Data excerpts:

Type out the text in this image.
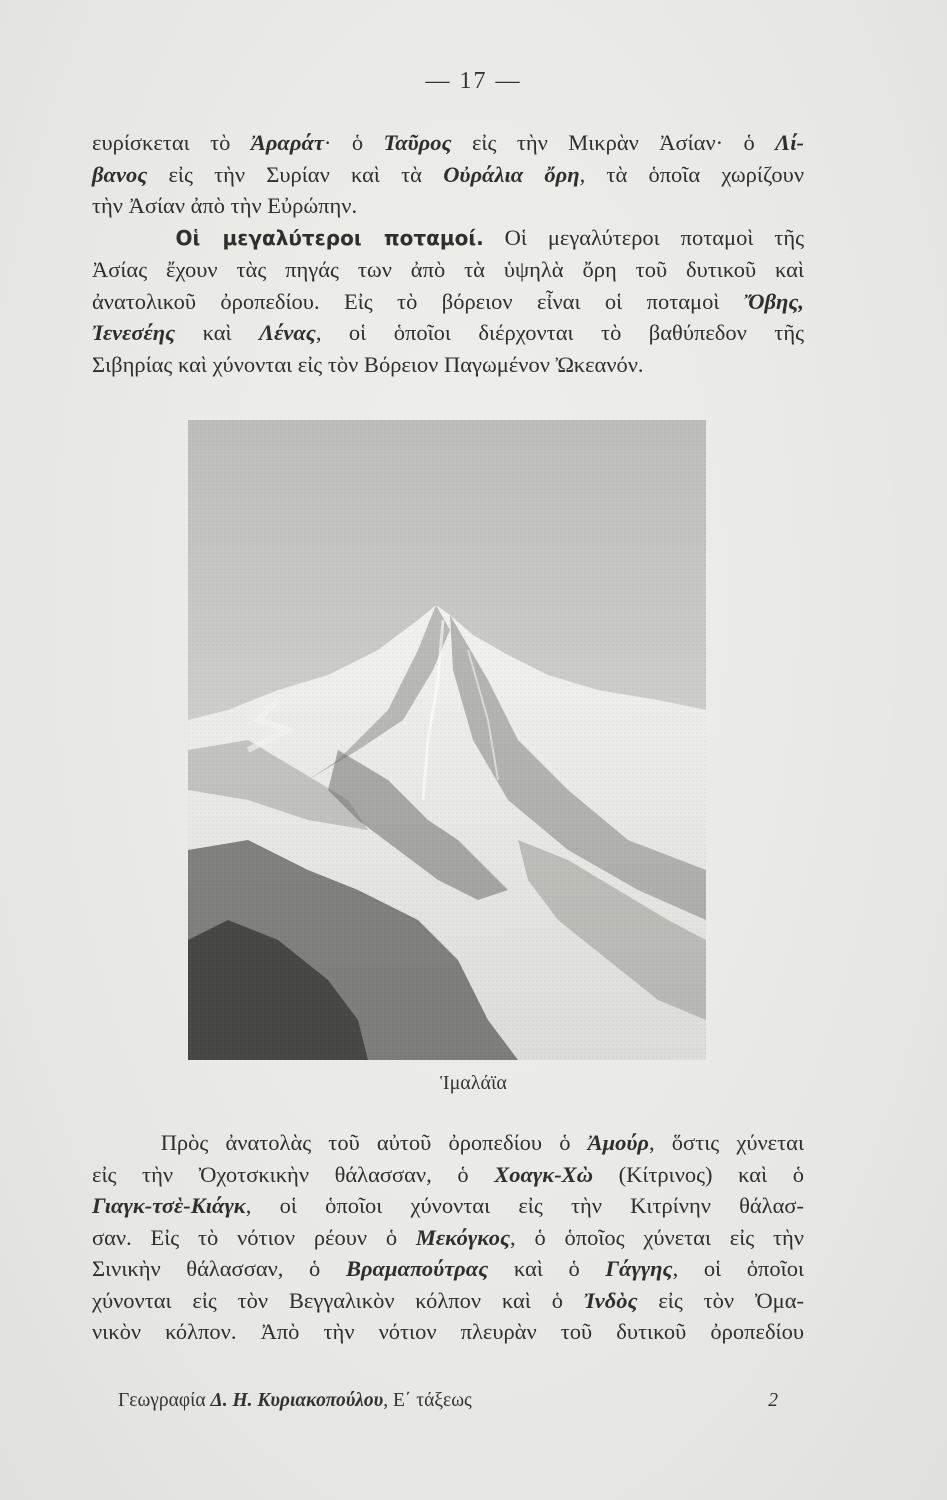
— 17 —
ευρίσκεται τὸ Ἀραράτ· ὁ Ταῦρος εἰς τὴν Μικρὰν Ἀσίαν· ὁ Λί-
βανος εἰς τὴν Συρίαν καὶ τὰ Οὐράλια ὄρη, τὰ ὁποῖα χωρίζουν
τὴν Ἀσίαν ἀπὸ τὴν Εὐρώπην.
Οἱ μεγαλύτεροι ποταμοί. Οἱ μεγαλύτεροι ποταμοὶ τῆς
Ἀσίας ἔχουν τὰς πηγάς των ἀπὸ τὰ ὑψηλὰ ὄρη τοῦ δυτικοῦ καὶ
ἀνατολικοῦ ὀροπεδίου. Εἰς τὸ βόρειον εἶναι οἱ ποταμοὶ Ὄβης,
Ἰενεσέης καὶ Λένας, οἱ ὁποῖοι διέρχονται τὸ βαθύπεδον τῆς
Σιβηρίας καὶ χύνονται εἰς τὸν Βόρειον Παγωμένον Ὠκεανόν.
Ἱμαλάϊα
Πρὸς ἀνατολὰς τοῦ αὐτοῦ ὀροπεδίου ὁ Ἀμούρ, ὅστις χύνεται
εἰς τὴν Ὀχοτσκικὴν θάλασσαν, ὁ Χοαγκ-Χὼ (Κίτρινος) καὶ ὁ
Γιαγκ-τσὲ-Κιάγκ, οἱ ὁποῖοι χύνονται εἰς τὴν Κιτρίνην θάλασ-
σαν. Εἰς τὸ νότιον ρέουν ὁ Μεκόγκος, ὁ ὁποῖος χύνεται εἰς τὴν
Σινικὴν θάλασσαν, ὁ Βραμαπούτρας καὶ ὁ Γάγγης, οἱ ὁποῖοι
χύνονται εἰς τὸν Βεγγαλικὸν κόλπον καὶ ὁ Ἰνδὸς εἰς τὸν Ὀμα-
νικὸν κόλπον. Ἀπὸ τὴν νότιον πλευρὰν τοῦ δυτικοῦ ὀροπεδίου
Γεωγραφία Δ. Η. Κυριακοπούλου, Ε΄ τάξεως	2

--

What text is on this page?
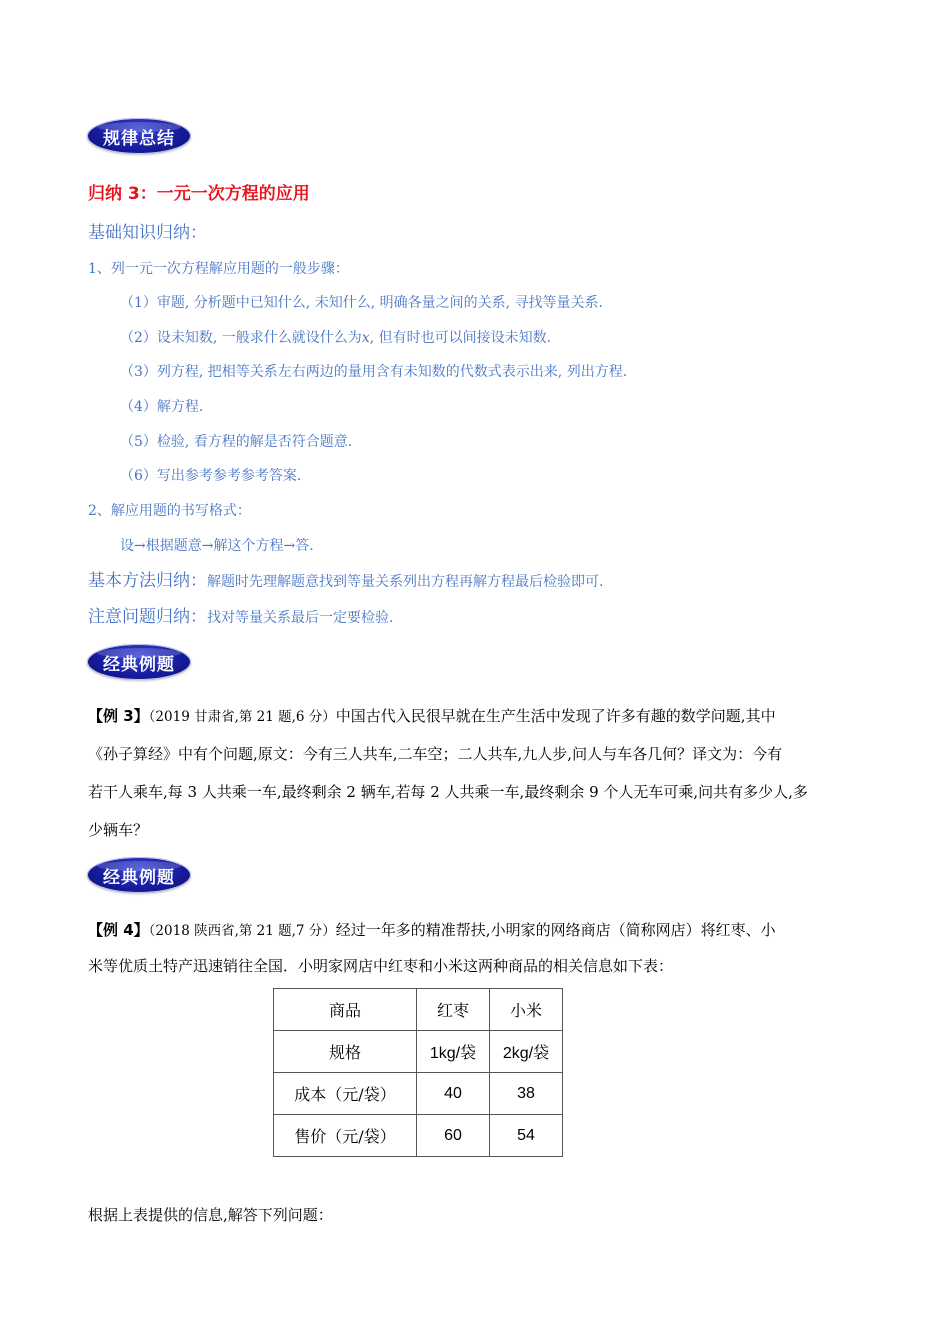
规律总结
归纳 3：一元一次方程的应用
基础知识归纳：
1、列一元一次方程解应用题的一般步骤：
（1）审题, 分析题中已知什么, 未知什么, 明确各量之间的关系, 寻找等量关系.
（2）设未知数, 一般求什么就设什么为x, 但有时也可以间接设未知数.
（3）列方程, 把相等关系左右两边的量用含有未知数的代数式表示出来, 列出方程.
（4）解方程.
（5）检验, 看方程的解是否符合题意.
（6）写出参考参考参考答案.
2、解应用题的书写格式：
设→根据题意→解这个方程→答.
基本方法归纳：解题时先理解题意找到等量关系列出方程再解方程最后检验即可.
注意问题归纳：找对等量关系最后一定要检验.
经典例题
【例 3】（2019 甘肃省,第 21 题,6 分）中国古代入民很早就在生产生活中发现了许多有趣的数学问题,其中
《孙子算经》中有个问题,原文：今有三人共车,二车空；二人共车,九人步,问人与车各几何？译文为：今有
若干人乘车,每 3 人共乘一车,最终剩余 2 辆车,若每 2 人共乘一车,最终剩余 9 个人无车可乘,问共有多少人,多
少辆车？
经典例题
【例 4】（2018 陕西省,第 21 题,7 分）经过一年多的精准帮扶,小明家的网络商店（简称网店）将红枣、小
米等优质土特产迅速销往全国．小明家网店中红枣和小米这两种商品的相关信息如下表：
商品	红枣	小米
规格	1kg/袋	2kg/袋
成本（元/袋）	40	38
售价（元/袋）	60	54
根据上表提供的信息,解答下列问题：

» **BRIEF**:
Using the material above, report each line where "text" occurs.

» **EXERCISE SOLUTION**:
Type out the text in this image.
What text is on this page?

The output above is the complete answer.